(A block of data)
• • • •
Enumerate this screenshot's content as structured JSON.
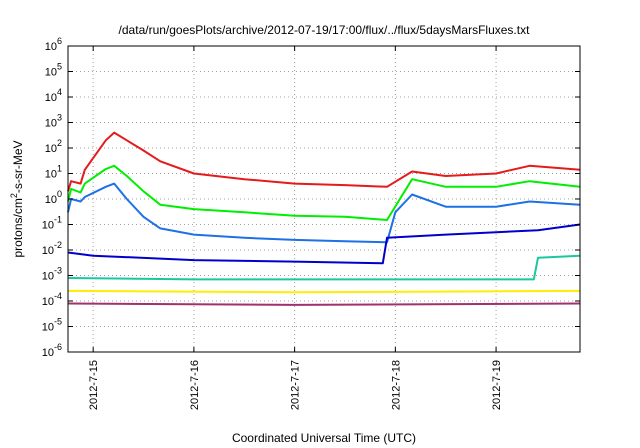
{
  "chart_data": {
    "type": "line",
    "title": "/data/run/goesPlots/archive/2012-07-19/17:00/flux/../flux/5daysMarsFluxes.txt",
    "xlabel": "Coordinated Universal Time (UTC)",
    "ylabel": "protons/cm²-s-sr-MeV",
    "ylabel_parts": {
      "pre": "protons/cm",
      "sup": "2",
      "post": "-s-sr-MeV"
    },
    "y_scale": "log",
    "ylim": [
      1e-06,
      1000000.0
    ],
    "y_ticks": [
      {
        "value": 1e-06,
        "base": "10",
        "exp": "-6"
      },
      {
        "value": 1e-05,
        "base": "10",
        "exp": "-5"
      },
      {
        "value": 0.0001,
        "base": "10",
        "exp": "-4"
      },
      {
        "value": 0.001,
        "base": "10",
        "exp": "-3"
      },
      {
        "value": 0.01,
        "base": "10",
        "exp": "-2"
      },
      {
        "value": 0.1,
        "base": "10",
        "exp": "-1"
      },
      {
        "value": 1,
        "base": "10",
        "exp": "0"
      },
      {
        "value": 10,
        "base": "10",
        "exp": "1"
      },
      {
        "value": 100,
        "base": "10",
        "exp": "2"
      },
      {
        "value": 1000,
        "base": "10",
        "exp": "3"
      },
      {
        "value": 10000,
        "base": "10",
        "exp": "4"
      },
      {
        "value": 100000,
        "base": "10",
        "exp": "5"
      },
      {
        "value": 1000000,
        "base": "10",
        "exp": "6"
      }
    ],
    "xlim": [
      "2012-07-14 18:00",
      "2012-07-19 20:00"
    ],
    "x_ticks": [
      {
        "value": "2012-07-15 00:00",
        "label": "2012-7-15"
      },
      {
        "value": "2012-07-16 00:00",
        "label": "2012-7-16"
      },
      {
        "value": "2012-07-17 00:00",
        "label": "2012-7-17"
      },
      {
        "value": "2012-07-18 00:00",
        "label": "2012-7-18"
      },
      {
        "value": "2012-07-19 00:00",
        "label": "2012-7-19"
      }
    ],
    "grid": true,
    "legend": "none",
    "series": [
      {
        "color": "#e41a1c",
        "points": [
          [
            "2012-07-14 18:00",
            2
          ],
          [
            "2012-07-14 18:45",
            5
          ],
          [
            "2012-07-14 21:00",
            4
          ],
          [
            "2012-07-14 22:00",
            14
          ],
          [
            "2012-07-15 03:00",
            200
          ],
          [
            "2012-07-15 05:00",
            400
          ],
          [
            "2012-07-15 08:00",
            200
          ],
          [
            "2012-07-15 12:00",
            80
          ],
          [
            "2012-07-15 16:00",
            30
          ],
          [
            "2012-07-16 00:00",
            10
          ],
          [
            "2012-07-16 12:00",
            6
          ],
          [
            "2012-07-17 00:00",
            4
          ],
          [
            "2012-07-17 12:00",
            3.5
          ],
          [
            "2012-07-17 22:00",
            3
          ],
          [
            "2012-07-18 04:00",
            12
          ],
          [
            "2012-07-18 12:00",
            8
          ],
          [
            "2012-07-19 00:00",
            10
          ],
          [
            "2012-07-19 08:00",
            20
          ],
          [
            "2012-07-19 20:00",
            14
          ]
        ]
      },
      {
        "color": "#00ee00",
        "points": [
          [
            "2012-07-14 18:00",
            0.8
          ],
          [
            "2012-07-14 18:45",
            2.5
          ],
          [
            "2012-07-14 21:00",
            1.8
          ],
          [
            "2012-07-14 22:00",
            4
          ],
          [
            "2012-07-15 03:00",
            15
          ],
          [
            "2012-07-15 05:00",
            20
          ],
          [
            "2012-07-15 08:00",
            8
          ],
          [
            "2012-07-15 12:00",
            2
          ],
          [
            "2012-07-15 16:00",
            0.6
          ],
          [
            "2012-07-16 00:00",
            0.4
          ],
          [
            "2012-07-16 12:00",
            0.3
          ],
          [
            "2012-07-17 00:00",
            0.22
          ],
          [
            "2012-07-17 12:00",
            0.2
          ],
          [
            "2012-07-17 22:00",
            0.15
          ],
          [
            "2012-07-18 04:00",
            6
          ],
          [
            "2012-07-18 12:00",
            3
          ],
          [
            "2012-07-19 00:00",
            3
          ],
          [
            "2012-07-19 08:00",
            5
          ],
          [
            "2012-07-19 20:00",
            3
          ]
        ]
      },
      {
        "color": "#1e70e6",
        "points": [
          [
            "2012-07-14 18:00",
            0.3
          ],
          [
            "2012-07-14 18:45",
            1
          ],
          [
            "2012-07-14 21:00",
            0.8
          ],
          [
            "2012-07-14 22:00",
            1.2
          ],
          [
            "2012-07-15 03:00",
            3
          ],
          [
            "2012-07-15 05:00",
            4
          ],
          [
            "2012-07-15 08:00",
            1
          ],
          [
            "2012-07-15 12:00",
            0.2
          ],
          [
            "2012-07-15 16:00",
            0.07
          ],
          [
            "2012-07-16 00:00",
            0.04
          ],
          [
            "2012-07-16 12:00",
            0.03
          ],
          [
            "2012-07-17 00:00",
            0.025
          ],
          [
            "2012-07-17 12:00",
            0.022
          ],
          [
            "2012-07-17 22:00",
            0.02
          ],
          [
            "2012-07-18 00:00",
            0.3
          ],
          [
            "2012-07-18 04:00",
            1.5
          ],
          [
            "2012-07-18 12:00",
            0.5
          ],
          [
            "2012-07-19 00:00",
            0.5
          ],
          [
            "2012-07-19 08:00",
            0.8
          ],
          [
            "2012-07-19 20:00",
            0.6
          ]
        ]
      },
      {
        "color": "#0000cc",
        "points": [
          [
            "2012-07-14 18:00",
            0.008
          ],
          [
            "2012-07-15 00:00",
            0.006
          ],
          [
            "2012-07-16 00:00",
            0.004
          ],
          [
            "2012-07-17 00:00",
            0.0035
          ],
          [
            "2012-07-17 21:00",
            0.003
          ],
          [
            "2012-07-17 22:00",
            0.03
          ],
          [
            "2012-07-18 12:00",
            0.04
          ],
          [
            "2012-07-19 00:00",
            0.05
          ],
          [
            "2012-07-19 10:00",
            0.06
          ],
          [
            "2012-07-19 20:00",
            0.1
          ]
        ]
      },
      {
        "color": "#19c8a0",
        "points": [
          [
            "2012-07-14 18:00",
            0.0008
          ],
          [
            "2012-07-16 00:00",
            0.0007
          ],
          [
            "2012-07-17 00:00",
            0.0007
          ],
          [
            "2012-07-18 00:00",
            0.0007
          ],
          [
            "2012-07-19 00:00",
            0.0007
          ],
          [
            "2012-07-19 09:00",
            0.0007
          ],
          [
            "2012-07-19 10:00",
            0.005
          ],
          [
            "2012-07-19 20:00",
            0.006
          ]
        ]
      },
      {
        "color": "#ffee00",
        "points": [
          [
            "2012-07-14 18:00",
            0.00025
          ],
          [
            "2012-07-17 00:00",
            0.00022
          ],
          [
            "2012-07-19 20:00",
            0.00025
          ]
        ]
      },
      {
        "color": "#a0306e",
        "points": [
          [
            "2012-07-14 18:00",
            8e-05
          ],
          [
            "2012-07-17 00:00",
            7e-05
          ],
          [
            "2012-07-19 20:00",
            8e-05
          ]
        ]
      }
    ]
  }
}
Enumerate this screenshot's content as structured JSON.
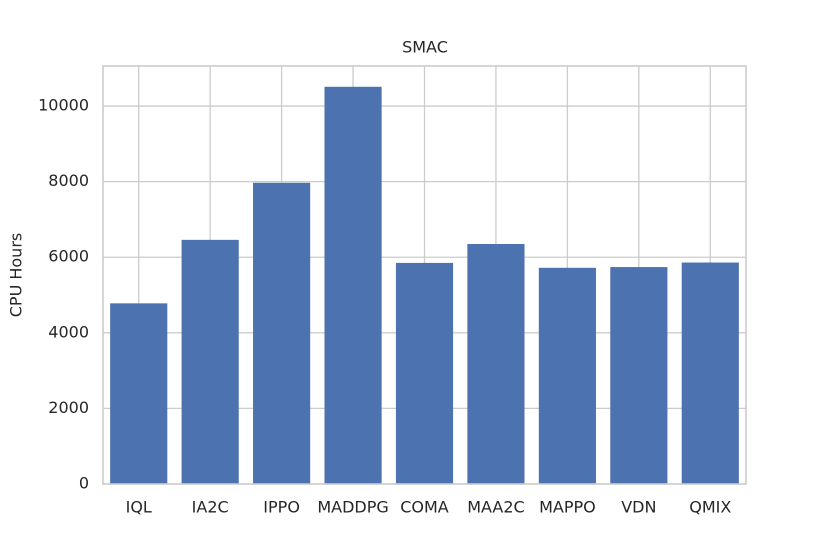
{
  "chart_data": {
    "type": "bar",
    "title": "SMAC",
    "y_label": "CPU Hours",
    "categories": [
      "IQL",
      "IA2C",
      "IPPO",
      "MADDPG",
      "COMA",
      "MAA2C",
      "MAPPO",
      "VDN",
      "QMIX"
    ],
    "values": [
      4780,
      6460,
      7970,
      10510,
      5850,
      6350,
      5720,
      5740,
      5860
    ],
    "color": "#4c72b0",
    "ylim": [
      0,
      11060
    ],
    "yticks": [
      0,
      2000,
      4000,
      6000,
      8000,
      10000
    ],
    "grid": true
  }
}
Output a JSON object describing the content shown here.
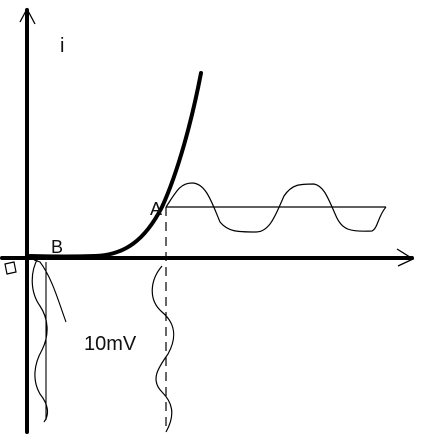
{
  "labels": {
    "current_axis": "i",
    "point_a": "A",
    "point_b": "B",
    "amplitude": "10mV"
  },
  "colors": {
    "ink": "#000000",
    "curve": "#000000",
    "background": "#ffffff"
  }
}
• • • •
● Given task: Make an exact copy of only those lines that run from the line with "Output a JSON" through the end of the records, excluding pictures.

● Task answer:
Output a JSON object describing the content shown here.
{
  "labels": {
    "current_axis": "i",
    "point_a": "A",
    "point_b": "B",
    "amplitude": "10mV"
  },
  "colors": {
    "ink": "#000000",
    "curve": "#000000",
    "background": "#ffffff"
  }
}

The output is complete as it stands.